**DATA SUPPLIED**
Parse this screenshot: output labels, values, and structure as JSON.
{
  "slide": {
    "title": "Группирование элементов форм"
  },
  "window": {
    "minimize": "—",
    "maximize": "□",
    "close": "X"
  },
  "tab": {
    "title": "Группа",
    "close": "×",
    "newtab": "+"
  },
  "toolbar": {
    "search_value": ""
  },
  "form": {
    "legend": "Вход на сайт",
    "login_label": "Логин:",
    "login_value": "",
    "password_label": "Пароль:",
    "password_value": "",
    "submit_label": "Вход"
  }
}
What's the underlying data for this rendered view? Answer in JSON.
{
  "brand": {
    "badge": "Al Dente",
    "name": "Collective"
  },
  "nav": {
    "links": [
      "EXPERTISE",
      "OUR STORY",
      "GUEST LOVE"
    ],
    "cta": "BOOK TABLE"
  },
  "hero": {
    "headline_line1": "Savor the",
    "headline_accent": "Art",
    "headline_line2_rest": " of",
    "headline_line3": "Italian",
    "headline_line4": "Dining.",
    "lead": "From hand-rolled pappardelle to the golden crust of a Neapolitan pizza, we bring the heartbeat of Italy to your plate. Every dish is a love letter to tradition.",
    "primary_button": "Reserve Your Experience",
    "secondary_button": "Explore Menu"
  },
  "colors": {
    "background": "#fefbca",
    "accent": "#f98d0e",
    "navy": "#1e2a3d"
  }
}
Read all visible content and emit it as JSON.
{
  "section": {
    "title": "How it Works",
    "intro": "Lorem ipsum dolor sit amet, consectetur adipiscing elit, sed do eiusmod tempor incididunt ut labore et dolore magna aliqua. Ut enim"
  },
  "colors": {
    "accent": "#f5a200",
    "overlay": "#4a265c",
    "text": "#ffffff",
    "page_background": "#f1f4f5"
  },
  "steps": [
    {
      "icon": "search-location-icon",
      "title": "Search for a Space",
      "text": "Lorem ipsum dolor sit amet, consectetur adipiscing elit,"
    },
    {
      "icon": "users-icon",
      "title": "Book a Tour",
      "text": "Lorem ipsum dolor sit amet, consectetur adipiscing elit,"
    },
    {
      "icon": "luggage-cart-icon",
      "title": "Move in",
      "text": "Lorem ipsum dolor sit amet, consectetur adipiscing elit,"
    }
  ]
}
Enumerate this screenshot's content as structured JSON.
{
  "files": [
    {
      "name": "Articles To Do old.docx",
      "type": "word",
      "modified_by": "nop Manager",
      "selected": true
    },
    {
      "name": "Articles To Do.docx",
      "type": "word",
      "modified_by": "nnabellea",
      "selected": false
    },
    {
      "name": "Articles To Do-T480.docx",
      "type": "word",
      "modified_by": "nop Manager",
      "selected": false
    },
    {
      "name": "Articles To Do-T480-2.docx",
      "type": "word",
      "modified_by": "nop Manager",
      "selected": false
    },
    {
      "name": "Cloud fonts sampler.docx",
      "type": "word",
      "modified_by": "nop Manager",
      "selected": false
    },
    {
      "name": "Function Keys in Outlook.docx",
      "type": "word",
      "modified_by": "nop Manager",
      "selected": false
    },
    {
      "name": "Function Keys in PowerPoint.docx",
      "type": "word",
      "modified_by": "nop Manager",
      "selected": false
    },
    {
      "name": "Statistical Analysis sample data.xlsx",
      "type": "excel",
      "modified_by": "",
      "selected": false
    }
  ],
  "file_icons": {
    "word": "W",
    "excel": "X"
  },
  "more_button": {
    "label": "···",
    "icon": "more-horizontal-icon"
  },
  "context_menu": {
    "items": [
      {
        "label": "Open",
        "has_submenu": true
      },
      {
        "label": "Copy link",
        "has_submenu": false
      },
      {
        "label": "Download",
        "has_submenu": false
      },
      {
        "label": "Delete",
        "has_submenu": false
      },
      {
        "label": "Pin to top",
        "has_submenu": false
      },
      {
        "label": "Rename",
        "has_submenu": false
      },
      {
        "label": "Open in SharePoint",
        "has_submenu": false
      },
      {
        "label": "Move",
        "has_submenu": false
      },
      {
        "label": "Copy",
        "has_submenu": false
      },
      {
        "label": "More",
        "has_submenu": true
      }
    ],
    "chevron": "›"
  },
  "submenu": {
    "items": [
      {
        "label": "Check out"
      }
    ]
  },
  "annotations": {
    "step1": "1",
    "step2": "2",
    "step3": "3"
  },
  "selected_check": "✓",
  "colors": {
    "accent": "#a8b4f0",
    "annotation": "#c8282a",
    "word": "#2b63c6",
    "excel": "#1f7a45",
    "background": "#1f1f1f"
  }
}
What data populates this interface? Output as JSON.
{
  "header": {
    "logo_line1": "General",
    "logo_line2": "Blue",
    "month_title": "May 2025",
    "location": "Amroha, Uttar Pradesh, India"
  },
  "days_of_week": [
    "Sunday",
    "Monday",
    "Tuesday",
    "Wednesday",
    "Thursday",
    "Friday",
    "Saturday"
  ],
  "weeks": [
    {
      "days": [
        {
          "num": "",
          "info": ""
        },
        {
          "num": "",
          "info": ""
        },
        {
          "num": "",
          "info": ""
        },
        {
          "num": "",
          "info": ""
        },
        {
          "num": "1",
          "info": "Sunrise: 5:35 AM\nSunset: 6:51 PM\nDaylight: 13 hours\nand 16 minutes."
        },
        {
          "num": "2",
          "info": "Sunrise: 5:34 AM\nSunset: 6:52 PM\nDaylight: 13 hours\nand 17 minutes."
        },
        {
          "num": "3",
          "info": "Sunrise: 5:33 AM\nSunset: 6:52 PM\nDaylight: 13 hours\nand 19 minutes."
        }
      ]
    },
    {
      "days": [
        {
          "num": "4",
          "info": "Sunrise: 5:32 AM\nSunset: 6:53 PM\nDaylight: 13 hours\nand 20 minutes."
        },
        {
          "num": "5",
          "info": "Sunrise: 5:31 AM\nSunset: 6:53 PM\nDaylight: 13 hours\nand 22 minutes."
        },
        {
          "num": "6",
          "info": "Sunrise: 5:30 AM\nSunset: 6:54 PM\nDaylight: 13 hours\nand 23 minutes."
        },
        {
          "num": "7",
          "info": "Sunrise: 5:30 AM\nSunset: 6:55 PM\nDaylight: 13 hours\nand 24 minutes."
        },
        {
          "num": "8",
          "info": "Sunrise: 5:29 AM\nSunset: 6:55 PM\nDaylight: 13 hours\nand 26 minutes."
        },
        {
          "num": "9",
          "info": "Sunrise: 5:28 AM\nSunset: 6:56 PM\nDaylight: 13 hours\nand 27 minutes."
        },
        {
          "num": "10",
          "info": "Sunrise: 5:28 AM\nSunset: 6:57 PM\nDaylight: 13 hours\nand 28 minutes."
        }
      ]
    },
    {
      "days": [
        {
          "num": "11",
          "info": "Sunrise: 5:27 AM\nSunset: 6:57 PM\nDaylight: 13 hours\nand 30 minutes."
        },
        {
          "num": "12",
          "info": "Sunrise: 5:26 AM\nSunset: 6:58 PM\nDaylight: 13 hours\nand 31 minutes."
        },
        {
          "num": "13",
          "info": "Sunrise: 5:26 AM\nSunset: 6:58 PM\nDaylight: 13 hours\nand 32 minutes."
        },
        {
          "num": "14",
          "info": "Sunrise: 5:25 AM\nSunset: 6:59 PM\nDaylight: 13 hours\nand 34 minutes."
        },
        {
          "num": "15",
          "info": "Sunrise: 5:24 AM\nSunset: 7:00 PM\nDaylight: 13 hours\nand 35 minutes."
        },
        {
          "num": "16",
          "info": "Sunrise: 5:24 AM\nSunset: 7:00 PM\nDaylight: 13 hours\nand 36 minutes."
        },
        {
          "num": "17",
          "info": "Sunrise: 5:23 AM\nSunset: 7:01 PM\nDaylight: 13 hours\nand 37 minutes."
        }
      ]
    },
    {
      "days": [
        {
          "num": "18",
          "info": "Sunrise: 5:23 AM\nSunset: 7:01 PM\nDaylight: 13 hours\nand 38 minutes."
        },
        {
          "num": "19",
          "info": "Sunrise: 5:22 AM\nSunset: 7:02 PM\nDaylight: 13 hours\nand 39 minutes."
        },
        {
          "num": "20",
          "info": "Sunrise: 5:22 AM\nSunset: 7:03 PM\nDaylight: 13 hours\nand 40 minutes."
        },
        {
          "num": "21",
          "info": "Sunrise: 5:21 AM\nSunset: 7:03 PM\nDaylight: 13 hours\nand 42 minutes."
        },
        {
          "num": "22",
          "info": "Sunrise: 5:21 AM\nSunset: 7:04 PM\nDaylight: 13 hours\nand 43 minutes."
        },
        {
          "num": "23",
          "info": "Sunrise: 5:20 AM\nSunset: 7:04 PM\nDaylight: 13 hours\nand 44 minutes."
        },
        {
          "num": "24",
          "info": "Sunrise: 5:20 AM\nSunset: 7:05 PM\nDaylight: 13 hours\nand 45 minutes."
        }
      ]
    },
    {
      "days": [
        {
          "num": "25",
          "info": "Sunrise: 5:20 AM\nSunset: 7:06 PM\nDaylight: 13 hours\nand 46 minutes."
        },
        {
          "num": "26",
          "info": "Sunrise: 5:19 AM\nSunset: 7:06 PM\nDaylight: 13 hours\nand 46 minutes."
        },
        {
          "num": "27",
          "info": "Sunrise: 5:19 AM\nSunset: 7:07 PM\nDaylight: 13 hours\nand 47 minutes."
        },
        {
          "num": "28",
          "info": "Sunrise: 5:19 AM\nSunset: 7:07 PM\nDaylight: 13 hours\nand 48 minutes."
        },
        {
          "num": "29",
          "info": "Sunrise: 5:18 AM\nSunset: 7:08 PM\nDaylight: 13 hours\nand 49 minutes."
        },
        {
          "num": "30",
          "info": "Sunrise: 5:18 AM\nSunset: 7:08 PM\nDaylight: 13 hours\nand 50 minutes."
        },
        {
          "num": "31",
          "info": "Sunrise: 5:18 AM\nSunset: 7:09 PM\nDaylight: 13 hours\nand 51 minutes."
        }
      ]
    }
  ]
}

**TASK GOAL**
Of all the lines in the listing above, how many contain the word "Function"? Answer with the number alone.

**ANSWER TO THIS EXERCISE**
2